### What the task asks
Where the string "ylabel" occurs in the material below, report the whole line.

Figure record extracts:
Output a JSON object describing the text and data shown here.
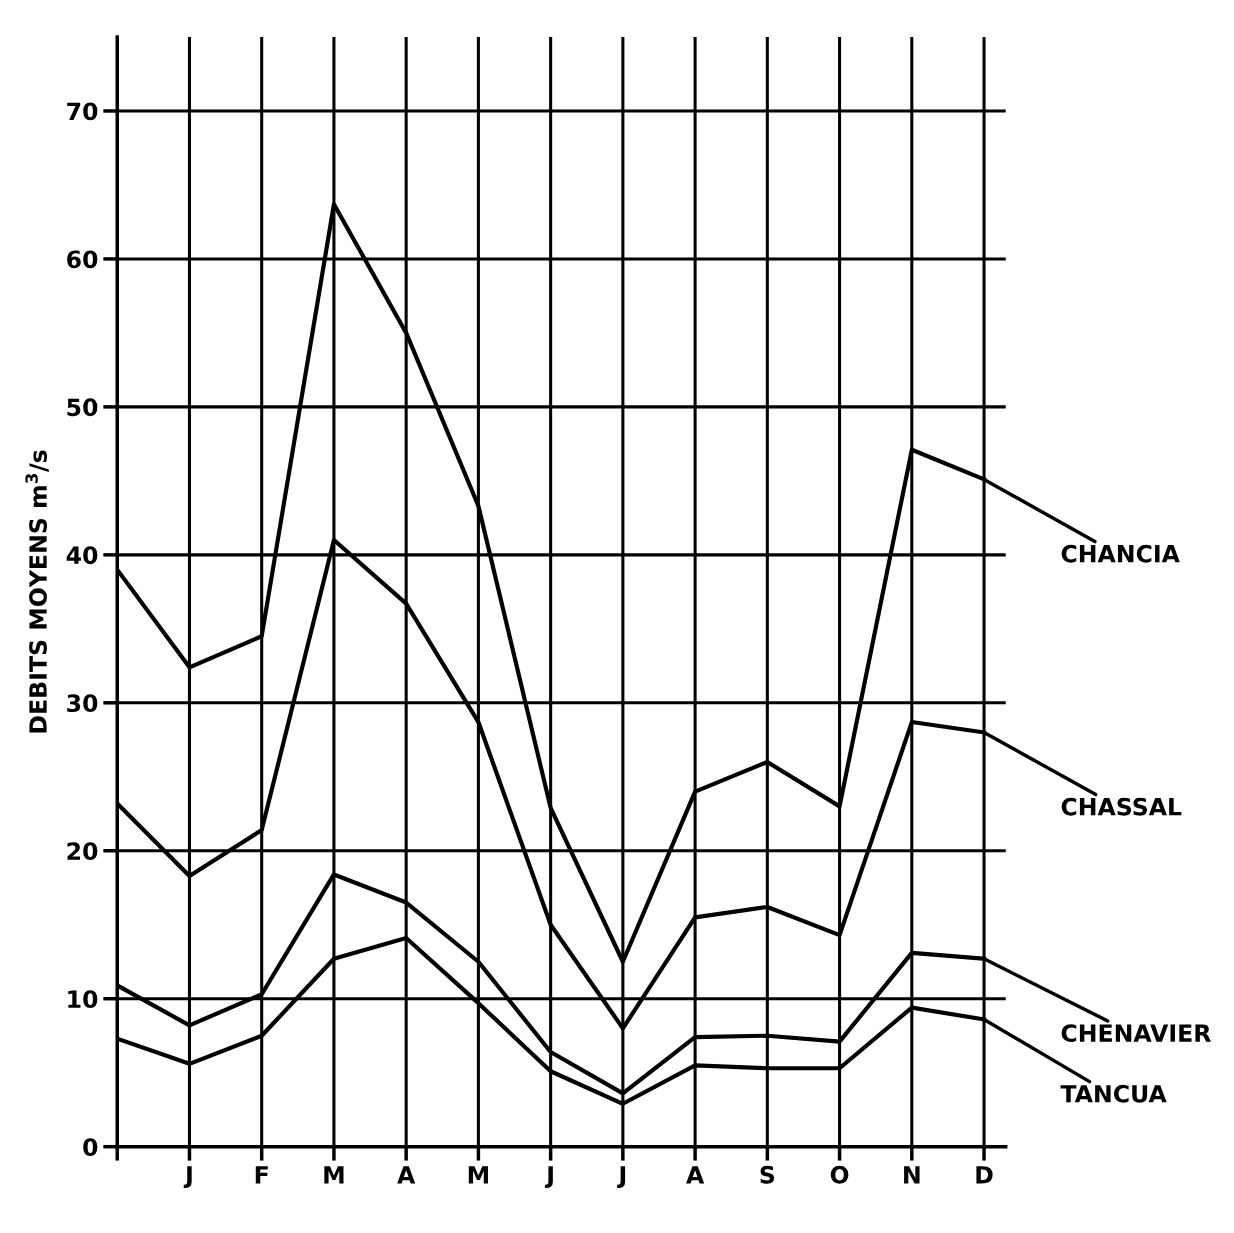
{
  "chart_data": {
    "type": "line",
    "ylabel": "DEBITS MOYENS m$^{3}$/s",
    "categories": [
      null,
      "J",
      "F",
      "M",
      "A",
      "M",
      "J",
      "J",
      "A",
      "S",
      "O",
      "N",
      "D"
    ],
    "series": [
      {
        "color": "#000000",
        "values": [
          39,
          32.4,
          34.5,
          63.7,
          55,
          43.3,
          22.9,
          12.5,
          24,
          26,
          23,
          47.1,
          45.1
        ]
      },
      {
        "color": "#000000",
        "values": [
          23.2,
          18.3,
          21.4,
          41,
          36.7,
          28.7,
          15,
          8,
          15.5,
          16.2,
          14.3,
          28.7,
          28
        ]
      },
      {
        "color": "#000000",
        "values": [
          10.9,
          8.2,
          10.3,
          18.4,
          16.5,
          12.5,
          6.4,
          3.6,
          7.4,
          7.5,
          7.1,
          13.1,
          12.7
        ]
      },
      {
        "color": "#000000",
        "values": [
          7.3,
          5.6,
          7.5,
          12.7,
          14.1,
          9.7,
          5.1,
          2.9,
          5.5,
          5.3,
          5.3,
          9.4,
          8.6
        ]
      }
    ],
    "annotations": [
      {
        "text": "CHANCIA",
        "x": "D",
        "y": 45.1
      },
      {
        "text": "CHASSAL",
        "x": "D",
        "y": 28
      },
      {
        "text": "CHENAVIER",
        "x": "D",
        "y": 12.7
      },
      {
        "text": "TANCUA",
        "x": "D",
        "y": 8.6
      }
    ],
    "ylim": [
      0,
      75
    ],
    "yticks": [
      0,
      10,
      20,
      30,
      40,
      50,
      60,
      70
    ],
    "grid": true,
    "legend": false,
    "marker": "none",
    "line_style": "solid"
  }
}
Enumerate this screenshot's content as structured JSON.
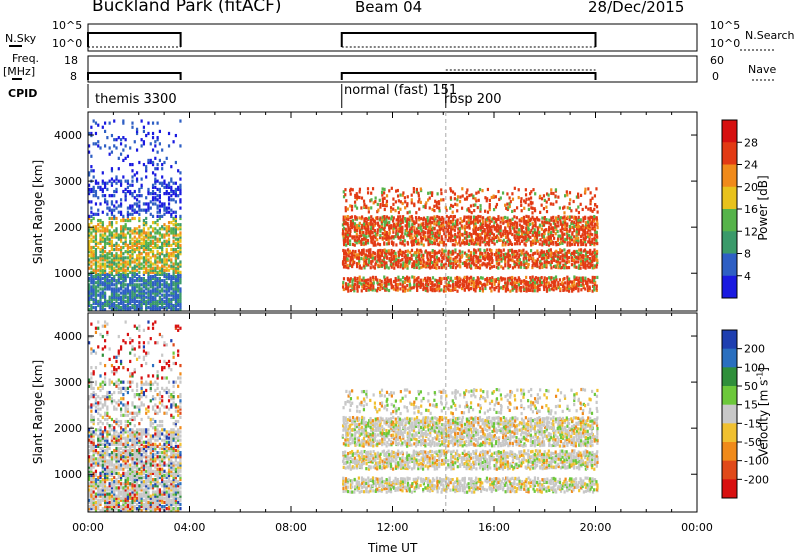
{
  "header": {
    "station": "Buckland Park (fitACF)",
    "beam": "Beam 04",
    "date": "28/Dec/2015"
  },
  "top_strips": {
    "nsky_label": "N.Sky",
    "nsky_ticks": [
      "10^5",
      "10^0"
    ],
    "freq_label_line1": "Freq.",
    "freq_label_line2": "[MHz]",
    "freq_ticks": [
      "18",
      "8"
    ],
    "cpid_label": "CPID",
    "nsearch_label": "N.Search",
    "nave_label": "Nave",
    "right_ticks_nsky": [
      "10^5",
      "10^0"
    ],
    "right_ticks_nave": [
      "60",
      "0"
    ]
  },
  "cpid_segments": [
    {
      "name": "themis 3300",
      "start_hour": 0.0,
      "end_hour": 3.65
    },
    {
      "name": "normal (fast) 151",
      "start_hour": 10.0,
      "end_hour": 14.1
    },
    {
      "name": "rbsp 200",
      "start_hour": 14.1,
      "end_hour": 20.0
    }
  ],
  "axis": {
    "x_label": "Time UT",
    "x_ticks": [
      "00:00",
      "04:00",
      "08:00",
      "12:00",
      "16:00",
      "20:00",
      "00:00"
    ],
    "y_label": "Slant Range [km]",
    "y_ticks": [
      "1000",
      "2000",
      "3000",
      "4000"
    ]
  },
  "power_colorbar": {
    "label": "Power [dB]",
    "ticks": [
      "4",
      "8",
      "12",
      "16",
      "20",
      "24",
      "28"
    ],
    "colors": [
      "#1a1ae0",
      "#2e5fc4",
      "#3a9a6a",
      "#56b34a",
      "#e8c21c",
      "#f08a1a",
      "#e23a14",
      "#d61010"
    ]
  },
  "velocity_colorbar": {
    "label": "Velocity [m s",
    "label_sup": "-1",
    "label_end": "]",
    "ticks": [
      "200",
      "100",
      "50",
      "15",
      "-15",
      "-50",
      "-100",
      "-200"
    ],
    "colors": [
      "#1f3fb0",
      "#2a6fbf",
      "#2f8f3a",
      "#6cc83a",
      "#c8c8c8",
      "#f0c030",
      "#f08a1a",
      "#e04a1a",
      "#d81010"
    ]
  },
  "chart_data": {
    "type": "heatmap",
    "title": "Buckland Park (fitACF)",
    "x_range_hours": [
      0,
      24
    ],
    "y_range_km": [
      180,
      4500
    ],
    "xlabel": "Time UT",
    "ylabel": "Slant Range [km]",
    "coverage": [
      {
        "start_hour": 0.0,
        "end_hour": 3.65
      },
      {
        "start_hour": 10.0,
        "end_hour": 20.0
      }
    ],
    "panels": [
      {
        "name": "Power",
        "unit": "dB",
        "range": [
          0,
          30
        ]
      },
      {
        "name": "Velocity",
        "unit": "m s-1",
        "range": [
          -200,
          200
        ]
      }
    ]
  }
}
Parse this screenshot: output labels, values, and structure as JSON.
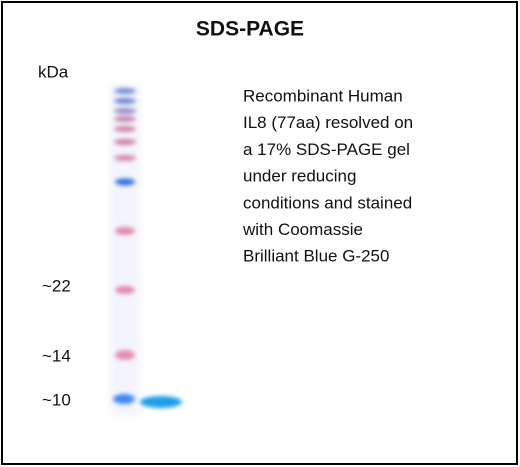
{
  "header": {
    "title": "SDS-PAGE"
  },
  "axis_label": "kDa",
  "markers": [
    "~22",
    "~14",
    "~10"
  ],
  "description": [
    "Recombinant Human",
    "IL8 (77aa) resolved on",
    "a 17% SDS-PAGE gel",
    "under reducing",
    "conditions and stained",
    "with Coomassie",
    "Brilliant Blue G-250"
  ]
}
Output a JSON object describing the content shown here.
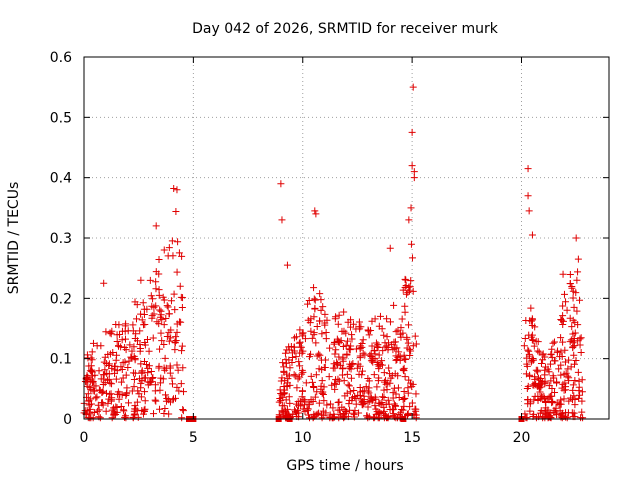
{
  "chart_data": {
    "type": "scatter",
    "title": "Day 042 of 2026, SRMTID for receiver murk",
    "xlabel": "GPS time / hours",
    "ylabel": "SRMTID / TECUs",
    "xlim": [
      0,
      24
    ],
    "ylim": [
      0,
      0.6
    ],
    "x_ticks": [
      0,
      5,
      10,
      15,
      20
    ],
    "x_tick_labels": [
      "0",
      "5",
      "10",
      "15",
      "20"
    ],
    "y_ticks": [
      0,
      0.1,
      0.2,
      0.3,
      0.4,
      0.5,
      0.6
    ],
    "y_tick_labels": [
      "0",
      "0.1",
      "0.2",
      "0.3",
      "0.4",
      "0.5",
      "0.6"
    ],
    "grid": true,
    "marker": "+",
    "color": "#e00000",
    "zero_markers_x": [
      4.8,
      4.9,
      5.0,
      8.9,
      9.4,
      14.6,
      20.0
    ],
    "envelopes": [
      {
        "x_start": 0.0,
        "x_end": 4.55,
        "points": 360,
        "seed": 11,
        "profile": [
          [
            0.0,
            0.11
          ],
          [
            1.0,
            0.16
          ],
          [
            2.0,
            0.19
          ],
          [
            3.0,
            0.24
          ],
          [
            3.5,
            0.28
          ],
          [
            4.0,
            0.35
          ],
          [
            4.2,
            0.38
          ],
          [
            4.55,
            0.24
          ]
        ],
        "outliers": [
          [
            0.9,
            0.225
          ],
          [
            2.6,
            0.23
          ],
          [
            3.3,
            0.32
          ],
          [
            4.1,
            0.382
          ],
          [
            4.25,
            0.38
          ],
          [
            4.4,
            0.22
          ]
        ]
      },
      {
        "x_start": 8.9,
        "x_end": 15.2,
        "points": 560,
        "seed": 23,
        "profile": [
          [
            8.9,
            0.1
          ],
          [
            9.5,
            0.14
          ],
          [
            10.0,
            0.2
          ],
          [
            10.5,
            0.26
          ],
          [
            11.0,
            0.2
          ],
          [
            12.0,
            0.19
          ],
          [
            13.0,
            0.17
          ],
          [
            14.0,
            0.18
          ],
          [
            14.5,
            0.24
          ],
          [
            15.0,
            0.3
          ],
          [
            15.2,
            0.25
          ]
        ],
        "outliers": [
          [
            9.0,
            0.39
          ],
          [
            9.05,
            0.33
          ],
          [
            9.3,
            0.255
          ],
          [
            10.55,
            0.345
          ],
          [
            10.6,
            0.34
          ],
          [
            14.0,
            0.283
          ],
          [
            14.85,
            0.33
          ],
          [
            14.95,
            0.35
          ],
          [
            15.0,
            0.42
          ],
          [
            15.0,
            0.475
          ],
          [
            15.05,
            0.55
          ],
          [
            15.1,
            0.41
          ],
          [
            15.1,
            0.4
          ]
        ]
      },
      {
        "x_start": 20.1,
        "x_end": 22.8,
        "points": 260,
        "seed": 37,
        "profile": [
          [
            20.1,
            0.16
          ],
          [
            20.4,
            0.2
          ],
          [
            20.8,
            0.14
          ],
          [
            21.3,
            0.12
          ],
          [
            21.8,
            0.2
          ],
          [
            22.2,
            0.25
          ],
          [
            22.5,
            0.28
          ],
          [
            22.8,
            0.14
          ]
        ],
        "outliers": [
          [
            20.3,
            0.415
          ],
          [
            20.3,
            0.37
          ],
          [
            20.35,
            0.345
          ],
          [
            20.5,
            0.305
          ],
          [
            21.9,
            0.24
          ],
          [
            22.5,
            0.3
          ],
          [
            22.6,
            0.265
          ]
        ]
      }
    ]
  }
}
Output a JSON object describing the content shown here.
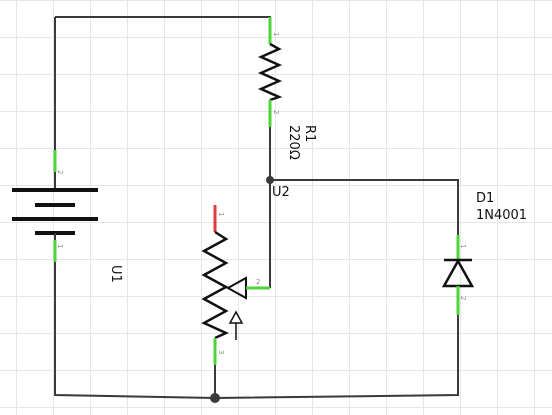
{
  "colors": {
    "wire": "#3a3a3a",
    "symbol": "#111111",
    "pin_connected": "#4ed43a",
    "pin_unconnected": "#e23b3b",
    "grid": "#e6e6e6",
    "pin_text": "#888888"
  },
  "components": {
    "battery": {
      "ref": "U1",
      "pin_top": "2",
      "pin_bottom": "1"
    },
    "resistor": {
      "ref": "R1",
      "value": "220Ω",
      "pin_top": "1",
      "pin_bottom": "2"
    },
    "potentiometer": {
      "ref": "U2",
      "pin_top": "1",
      "pin_wiper": "2",
      "pin_bottom": "3"
    },
    "diode": {
      "ref": "D1",
      "value": "1N4001",
      "pin_top": "1",
      "pin_bottom": "2"
    }
  }
}
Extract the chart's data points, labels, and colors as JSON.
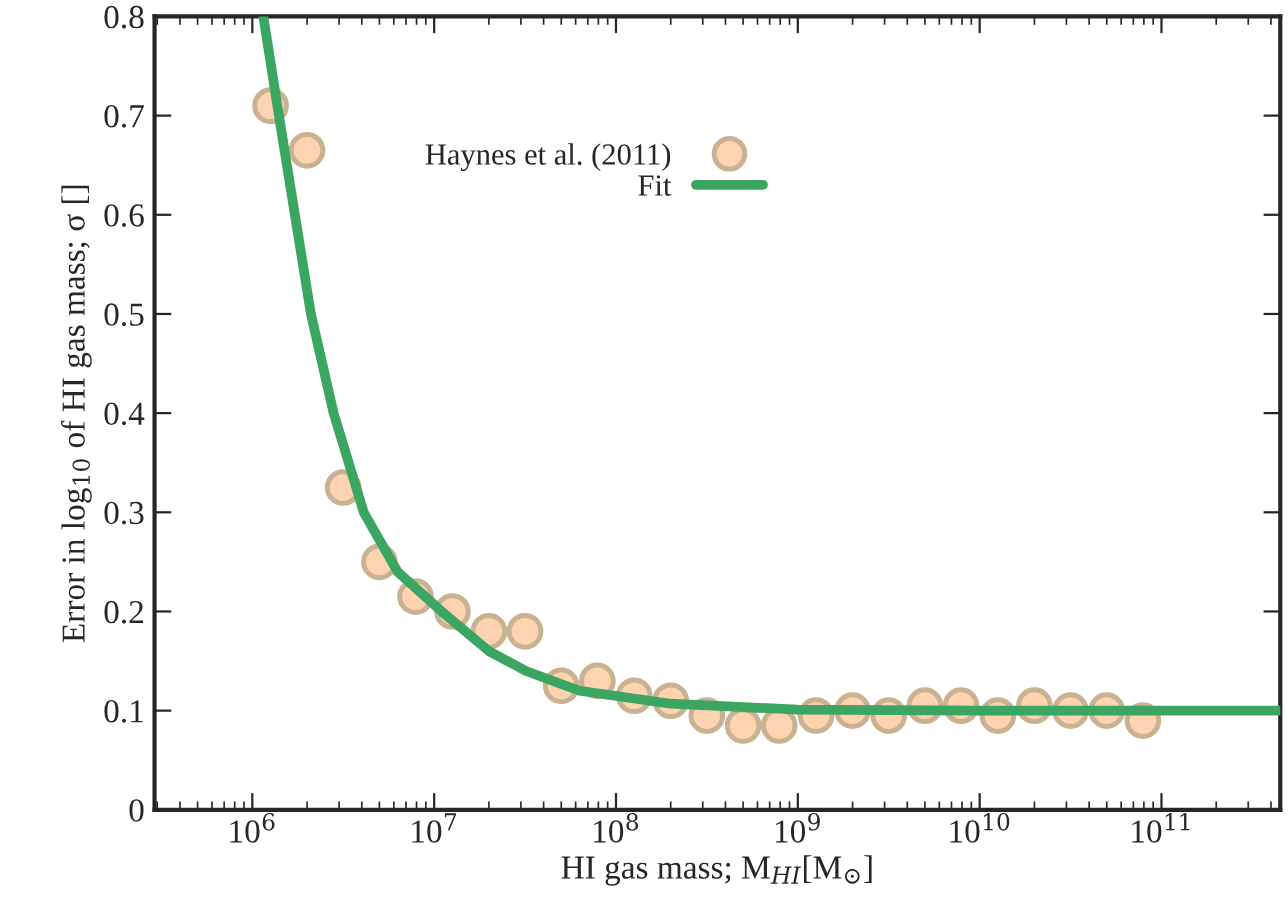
{
  "chart_data": {
    "type": "scatter",
    "xlabel": "HI gas mass; M$_{HI}$[M$_{⊙}$]",
    "ylabel": "Error in log$_{10}$ of HI gas mass; σ []",
    "log": "x",
    "xlim": [
      290000,
      450000000000
    ],
    "xticks": [
      {
        "value": 1000000,
        "label": "10$^{6}$"
      },
      {
        "value": 10000000,
        "label": "10$^{7}$"
      },
      {
        "value": 100000000,
        "label": "10$^{8}$"
      },
      {
        "value": 1000000000,
        "label": "10$^{9}$"
      },
      {
        "value": 10000000000,
        "label": "10$^{10}$"
      },
      {
        "value": 100000000000,
        "label": "10$^{11}$"
      }
    ],
    "ylim": [
      0,
      0.8
    ],
    "yticks": [
      0,
      0.1,
      0.2,
      0.3,
      0.4,
      0.5,
      0.6,
      0.7,
      0.8
    ],
    "grid": false,
    "legend": "top",
    "series": [
      {
        "name": "Haynes et al. (2011)",
        "marker": "circle",
        "color": "#fdd3b0",
        "x": [
          1260000,
          2000000,
          3160000,
          5000000,
          7900000,
          12600000,
          20000000,
          31600000,
          50000000,
          79000000,
          126000000,
          200000000,
          316000000,
          500000000,
          790000000,
          1260000000,
          2000000000,
          3160000000,
          5000000000,
          7900000000,
          12600000000,
          20000000000,
          31600000000,
          50000000000,
          79000000000
        ],
        "values": [
          0.71,
          0.665,
          0.325,
          0.25,
          0.215,
          0.2,
          0.18,
          0.18,
          0.125,
          0.13,
          0.115,
          0.11,
          0.095,
          0.085,
          0.085,
          0.095,
          0.1,
          0.095,
          0.105,
          0.105,
          0.095,
          0.105,
          0.1,
          0.1,
          0.09
        ]
      },
      {
        "name": "Fit",
        "type": "line",
        "marker": "none",
        "line_style": "solid",
        "color": "#3aa662",
        "x": [
          1150000,
          1400000,
          2100000,
          2800000,
          4100000,
          6300000,
          11000000,
          20000000,
          32000000,
          63000000,
          200000000,
          1000000000,
          10000000000,
          450000000000
        ],
        "values": [
          0.8,
          0.7,
          0.5,
          0.4,
          0.3,
          0.24,
          0.2,
          0.16,
          0.14,
          0.12,
          0.107,
          0.101,
          0.1,
          0.1
        ]
      }
    ]
  }
}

### Exercise solution
    "ylabel": "DEBITS MOYENS m$^{3}$/s",
    "ylabel": "Slant Range [km]",
    "ylabel": "SRMTID / TECUs",
    "ylabel": "Error in log$_{10}$ of HI gas mass; σ []",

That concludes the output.